◆ Written problem: Update these lines by changing "screenshot" to "image" and leaving everything else unchanged. Do not include the pictures in your answer.

++++++++++

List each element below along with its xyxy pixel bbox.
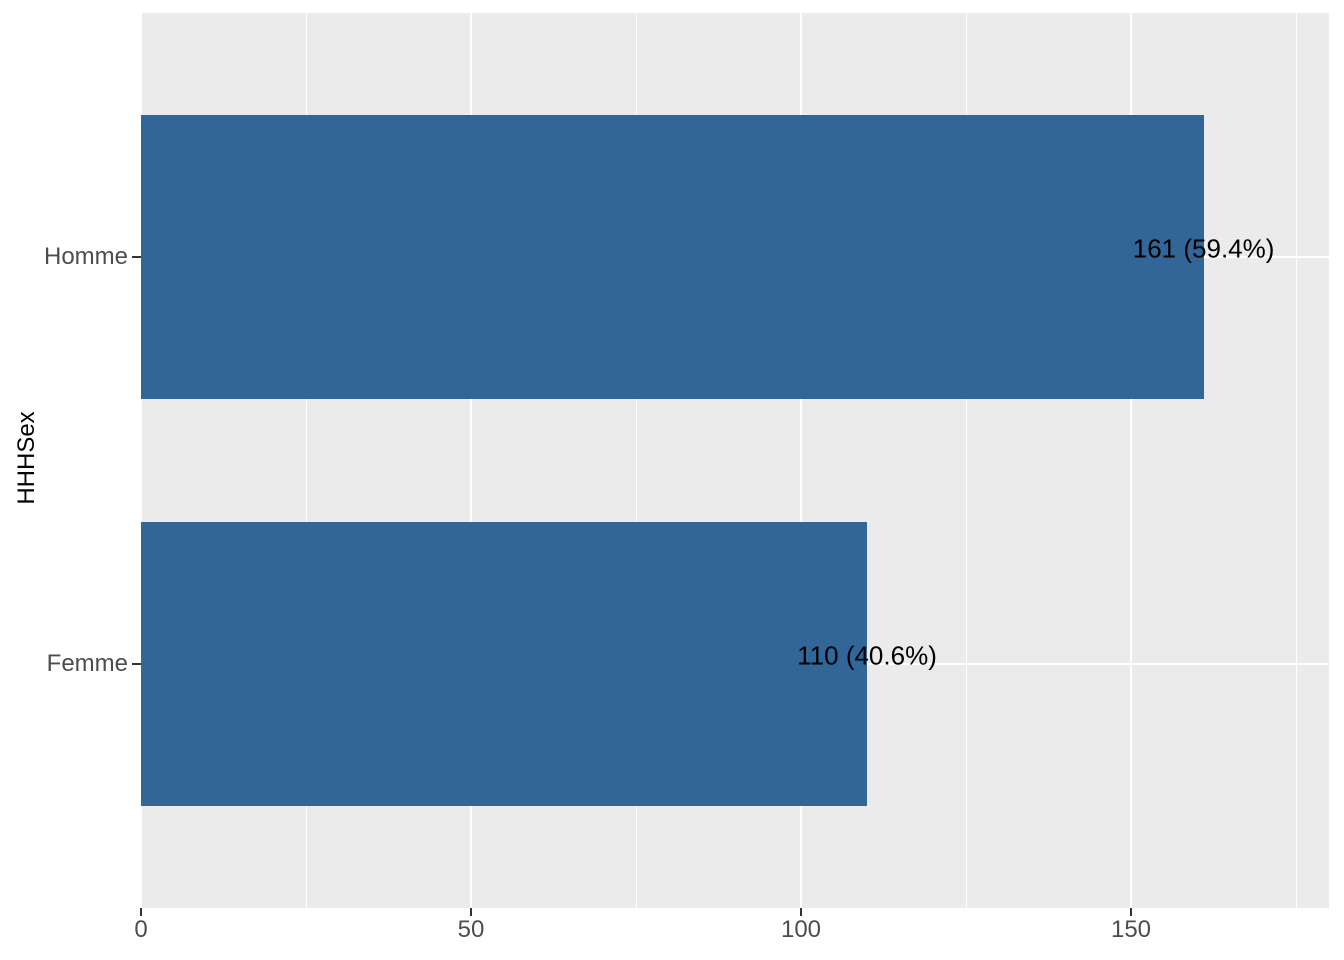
x-gridline-minor bbox=[1295, 13, 1297, 908]
x-tick-mark bbox=[470, 908, 472, 916]
y-tick-mark bbox=[132, 256, 141, 259]
bar-value-label: 110 (40.6%) bbox=[797, 640, 937, 671]
x-tick-mark bbox=[1130, 908, 1132, 916]
bar-femme bbox=[141, 521, 867, 807]
x-tick-label: 150 bbox=[1110, 916, 1152, 943]
bar-value-label: 161 (59.4%) bbox=[1132, 233, 1275, 264]
y-axis-title: HHHSex bbox=[13, 411, 40, 505]
x-tick-mark bbox=[140, 908, 142, 916]
x-gridline-minor bbox=[635, 13, 637, 908]
y-tick-label: Homme bbox=[43, 243, 128, 271]
bar-homme bbox=[141, 114, 1204, 400]
y-tick-label: Femme bbox=[46, 649, 128, 677]
plot-panel bbox=[141, 13, 1329, 908]
x-gridline-minor bbox=[965, 13, 967, 908]
x-gridline-major bbox=[141, 13, 142, 908]
x-tick-label: 0 bbox=[134, 916, 148, 943]
x-gridline-major bbox=[1130, 13, 1132, 908]
x-gridline-minor bbox=[305, 13, 307, 908]
x-gridline-major bbox=[470, 13, 472, 908]
x-tick-label: 50 bbox=[457, 916, 485, 943]
x-gridline-major bbox=[800, 13, 802, 908]
y-tick-mark bbox=[132, 662, 141, 665]
x-tick-label: 100 bbox=[780, 916, 822, 943]
x-tick-mark bbox=[800, 908, 802, 916]
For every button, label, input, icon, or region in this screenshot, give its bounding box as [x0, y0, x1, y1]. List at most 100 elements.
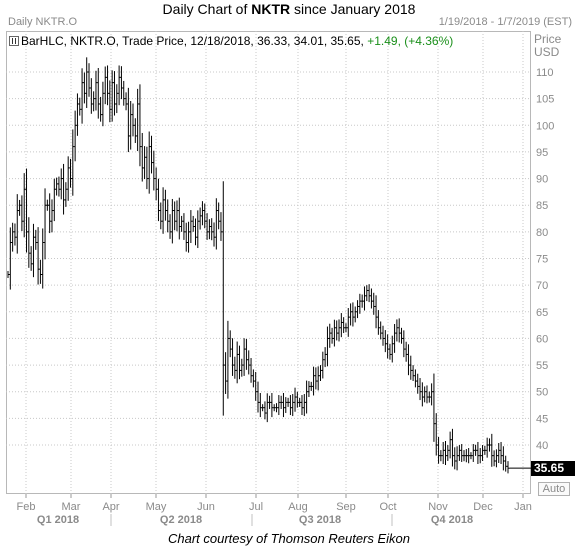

++++++++++

◆ Written response:
List each element below along with its xyxy pixel bbox.
x-gridline-minor bbox=[1295, 13, 1297, 908]
x-tick-mark bbox=[470, 908, 472, 916]
y-tick-mark bbox=[132, 256, 141, 259]
bar-value-label: 110 (40.6%) bbox=[797, 640, 937, 671]
x-tick-mark bbox=[1130, 908, 1132, 916]
bar-femme bbox=[141, 521, 867, 807]
x-tick-label: 150 bbox=[1110, 916, 1152, 943]
bar-value-label: 161 (59.4%) bbox=[1132, 233, 1275, 264]
y-axis-title: HHHSex bbox=[13, 411, 40, 505]
x-tick-mark bbox=[140, 908, 142, 916]
x-gridline-minor bbox=[635, 13, 637, 908]
y-tick-label: Homme bbox=[43, 243, 128, 271]
bar-homme bbox=[141, 114, 1204, 400]
y-tick-label: Femme bbox=[46, 649, 128, 677]
plot-panel bbox=[141, 13, 1329, 908]
x-gridline-minor bbox=[965, 13, 967, 908]
x-gridline-major bbox=[141, 13, 142, 908]
x-tick-label: 0 bbox=[134, 916, 148, 943]
x-gridline-major bbox=[1130, 13, 1132, 908]
x-gridline-minor bbox=[305, 13, 307, 908]
x-gridline-major bbox=[470, 13, 472, 908]
x-tick-label: 50 bbox=[457, 916, 485, 943]
x-gridline-major bbox=[800, 13, 802, 908]
y-tick-mark bbox=[132, 662, 141, 665]
x-tick-label: 100 bbox=[780, 916, 822, 943]
x-tick-mark bbox=[800, 908, 802, 916]
For every button, label, input, icon, or region in this image, give its bounding box as [x0, y0, x1, y1]. List at most 100 elements.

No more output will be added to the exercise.